■ **WRITTEN EXERCISE**
Reproduce all the entries below, substituting "enclosure-field" for every occurrence of "attachment-field" and leaving everything else unchanged.

■ **RECORDS FOR THIS EXERCISE**
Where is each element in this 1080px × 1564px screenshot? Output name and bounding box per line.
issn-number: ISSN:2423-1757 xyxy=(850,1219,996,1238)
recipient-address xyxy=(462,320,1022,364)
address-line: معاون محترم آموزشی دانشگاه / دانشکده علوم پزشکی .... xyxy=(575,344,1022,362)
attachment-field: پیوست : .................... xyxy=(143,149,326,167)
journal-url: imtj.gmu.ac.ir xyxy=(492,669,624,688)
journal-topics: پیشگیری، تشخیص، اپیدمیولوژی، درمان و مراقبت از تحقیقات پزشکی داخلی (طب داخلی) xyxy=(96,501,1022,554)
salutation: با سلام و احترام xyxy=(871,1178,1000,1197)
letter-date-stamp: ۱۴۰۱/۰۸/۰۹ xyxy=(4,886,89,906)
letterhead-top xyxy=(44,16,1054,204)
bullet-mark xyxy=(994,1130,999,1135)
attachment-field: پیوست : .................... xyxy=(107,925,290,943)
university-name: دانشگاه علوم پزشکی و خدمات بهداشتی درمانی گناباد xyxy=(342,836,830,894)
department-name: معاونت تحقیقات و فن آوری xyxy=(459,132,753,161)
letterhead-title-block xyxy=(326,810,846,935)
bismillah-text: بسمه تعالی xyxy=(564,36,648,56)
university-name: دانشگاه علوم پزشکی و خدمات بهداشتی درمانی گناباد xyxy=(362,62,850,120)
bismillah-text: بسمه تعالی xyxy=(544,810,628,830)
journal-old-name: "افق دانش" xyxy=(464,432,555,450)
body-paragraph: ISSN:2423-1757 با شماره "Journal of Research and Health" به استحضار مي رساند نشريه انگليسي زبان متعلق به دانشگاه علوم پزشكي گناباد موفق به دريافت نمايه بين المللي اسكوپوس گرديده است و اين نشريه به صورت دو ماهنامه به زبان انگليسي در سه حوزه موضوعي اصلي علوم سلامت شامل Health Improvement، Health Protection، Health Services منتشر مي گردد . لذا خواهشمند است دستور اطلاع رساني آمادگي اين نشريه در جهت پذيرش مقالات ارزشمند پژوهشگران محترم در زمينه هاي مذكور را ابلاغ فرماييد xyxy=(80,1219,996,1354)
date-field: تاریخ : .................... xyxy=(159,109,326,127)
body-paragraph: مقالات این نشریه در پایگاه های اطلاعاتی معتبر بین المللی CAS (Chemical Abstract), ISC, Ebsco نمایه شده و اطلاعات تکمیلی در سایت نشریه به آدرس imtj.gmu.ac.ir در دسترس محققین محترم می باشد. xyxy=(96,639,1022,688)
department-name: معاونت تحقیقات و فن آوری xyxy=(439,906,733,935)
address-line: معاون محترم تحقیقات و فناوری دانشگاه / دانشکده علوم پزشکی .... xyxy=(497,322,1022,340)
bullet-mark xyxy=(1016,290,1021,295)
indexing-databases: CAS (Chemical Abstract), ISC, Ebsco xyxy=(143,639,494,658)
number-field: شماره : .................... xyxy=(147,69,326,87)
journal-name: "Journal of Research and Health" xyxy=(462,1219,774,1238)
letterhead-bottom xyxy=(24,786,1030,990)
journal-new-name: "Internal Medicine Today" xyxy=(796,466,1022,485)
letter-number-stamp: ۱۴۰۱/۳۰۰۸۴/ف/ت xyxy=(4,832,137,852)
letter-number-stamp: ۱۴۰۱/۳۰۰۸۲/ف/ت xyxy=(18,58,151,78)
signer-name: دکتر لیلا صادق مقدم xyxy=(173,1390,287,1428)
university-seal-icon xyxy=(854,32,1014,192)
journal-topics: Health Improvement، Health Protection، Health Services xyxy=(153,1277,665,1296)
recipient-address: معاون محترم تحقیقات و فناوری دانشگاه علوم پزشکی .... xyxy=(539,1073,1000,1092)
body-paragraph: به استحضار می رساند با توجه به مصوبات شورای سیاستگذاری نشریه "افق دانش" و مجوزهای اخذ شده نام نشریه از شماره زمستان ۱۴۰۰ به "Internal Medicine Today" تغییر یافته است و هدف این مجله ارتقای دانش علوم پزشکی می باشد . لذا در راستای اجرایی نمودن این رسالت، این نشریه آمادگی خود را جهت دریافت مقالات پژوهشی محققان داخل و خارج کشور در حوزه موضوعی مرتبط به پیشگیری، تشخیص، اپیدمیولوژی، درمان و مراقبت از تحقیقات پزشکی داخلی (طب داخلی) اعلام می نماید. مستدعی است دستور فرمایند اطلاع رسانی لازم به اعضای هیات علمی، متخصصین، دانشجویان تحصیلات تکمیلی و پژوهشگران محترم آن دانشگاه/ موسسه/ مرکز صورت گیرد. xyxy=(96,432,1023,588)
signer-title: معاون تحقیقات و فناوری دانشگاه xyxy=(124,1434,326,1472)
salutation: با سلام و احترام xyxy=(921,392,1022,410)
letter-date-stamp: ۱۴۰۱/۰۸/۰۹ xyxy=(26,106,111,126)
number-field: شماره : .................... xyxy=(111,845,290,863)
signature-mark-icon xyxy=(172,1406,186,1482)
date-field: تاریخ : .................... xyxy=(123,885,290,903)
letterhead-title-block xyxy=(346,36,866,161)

■ **TASK SOLUTION**
Where is each element in this 1080px × 1564px screenshot? Output name and bounding box per line.
issn-number: ISSN:2423-1757 xyxy=(850,1219,996,1238)
recipient-address xyxy=(462,320,1022,364)
address-line: معاون محترم آموزشی دانشگاه / دانشکده علوم پزشکی .... xyxy=(575,344,1022,362)
enclosure-field: پیوست : .................... xyxy=(143,149,326,167)
journal-url: imtj.gmu.ac.ir xyxy=(492,669,624,688)
journal-topics: پیشگیری، تشخیص، اپیدمیولوژی، درمان و مراقبت از تحقیقات پزشکی داخلی (طب داخلی) xyxy=(96,501,1022,554)
salutation: با سلام و احترام xyxy=(871,1178,1000,1197)
letter-date-stamp: ۱۴۰۱/۰۸/۰۹ xyxy=(4,886,89,906)
letterhead-top xyxy=(44,16,1054,204)
bullet-mark xyxy=(994,1130,999,1135)
enclosure-field: پیوست : .................... xyxy=(107,925,290,943)
university-name: دانشگاه علوم پزشکی و خدمات بهداشتی درمانی گناباد xyxy=(342,836,830,894)
department-name: معاونت تحقیقات و فن آوری xyxy=(459,132,753,161)
letterhead-title-block xyxy=(326,810,846,935)
bismillah-text: بسمه تعالی xyxy=(564,36,648,56)
university-name: دانشگاه علوم پزشکی و خدمات بهداشتی درمانی گناباد xyxy=(362,62,850,120)
bismillah-text: بسمه تعالی xyxy=(544,810,628,830)
journal-old-name: "افق دانش" xyxy=(464,432,555,450)
body-paragraph: ISSN:2423-1757 با شماره "Journal of Research and Health" به استحضار مي رساند نشريه انگليسي زبان متعلق به دانشگاه علوم پزشكي گناباد موفق به دريافت نمايه بين المللي اسكوپوس گرديده است و اين نشريه به صورت دو ماهنامه به زبان انگليسي در سه حوزه موضوعي اصلي علوم سلامت شامل Health Improvement، Health Protection، Health Services منتشر مي گردد . لذا خواهشمند است دستور اطلاع رساني آمادگي اين نشريه در جهت پذيرش مقالات ارزشمند پژوهشگران محترم در زمينه هاي مذكور را ابلاغ فرماييد xyxy=(80,1219,996,1354)
date-field: تاریخ : .................... xyxy=(159,109,326,127)
body-paragraph: مقالات این نشریه در پایگاه های اطلاعاتی معتبر بین المللی CAS (Chemical Abstract), ISC, Ebsco نمایه شده و اطلاعات تکمیلی در سایت نشریه به آدرس imtj.gmu.ac.ir در دسترس محققین محترم می باشد. xyxy=(96,639,1022,688)
department-name: معاونت تحقیقات و فن آوری xyxy=(439,906,733,935)
address-line: معاون محترم تحقیقات و فناوری دانشگاه / دانشکده علوم پزشکی .... xyxy=(497,322,1022,340)
bullet-mark xyxy=(1016,290,1021,295)
indexing-databases: CAS (Chemical Abstract), ISC, Ebsco xyxy=(143,639,494,658)
number-field: شماره : .................... xyxy=(147,69,326,87)
journal-name: "Journal of Research and Health" xyxy=(462,1219,774,1238)
letterhead-bottom xyxy=(24,786,1030,990)
journal-new-name: "Internal Medicine Today" xyxy=(796,466,1022,485)
letter-number-stamp: ۱۴۰۱/۳۰۰۸۴/ف/ت xyxy=(4,832,137,852)
letter-number-stamp: ۱۴۰۱/۳۰۰۸۲/ف/ت xyxy=(18,58,151,78)
signer-name: دکتر لیلا صادق مقدم xyxy=(173,1390,287,1428)
university-seal-icon xyxy=(854,32,1014,192)
journal-topics: Health Improvement، Health Protection، Health Services xyxy=(153,1277,665,1296)
recipient-address: معاون محترم تحقیقات و فناوری دانشگاه علوم پزشکی .... xyxy=(539,1073,1000,1092)
body-paragraph: به استحضار می رساند با توجه به مصوبات شورای سیاستگذاری نشریه "افق دانش" و مجوزهای اخذ شده نام نشریه از شماره زمستان ۱۴۰۰ به "Internal Medicine Today" تغییر یافته است و هدف این مجله ارتقای دانش علوم پزشکی می باشد . لذا در راستای اجرایی نمودن این رسالت، این نشریه آمادگی خود را جهت دریافت مقالات پژوهشی محققان داخل و خارج کشور در حوزه موضوعی مرتبط به پیشگیری، تشخیص، اپیدمیولوژی، درمان و مراقبت از تحقیقات پزشکی داخلی (طب داخلی) اعلام می نماید. مستدعی است دستور فرمایند اطلاع رسانی لازم به اعضای هیات علمی، متخصصین، دانشجویان تحصیلات تکمیلی و پژوهشگران محترم آن دانشگاه/ موسسه/ مرکز صورت گیرد. xyxy=(96,432,1023,588)
signer-title: معاون تحقیقات و فناوری دانشگاه xyxy=(124,1434,326,1472)
salutation: با سلام و احترام xyxy=(921,392,1022,410)
letter-date-stamp: ۱۴۰۱/۰۸/۰۹ xyxy=(26,106,111,126)
number-field: شماره : .................... xyxy=(111,845,290,863)
signature-mark-icon xyxy=(172,1406,186,1482)
date-field: تاریخ : .................... xyxy=(123,885,290,903)
letterhead-title-block xyxy=(346,36,866,161)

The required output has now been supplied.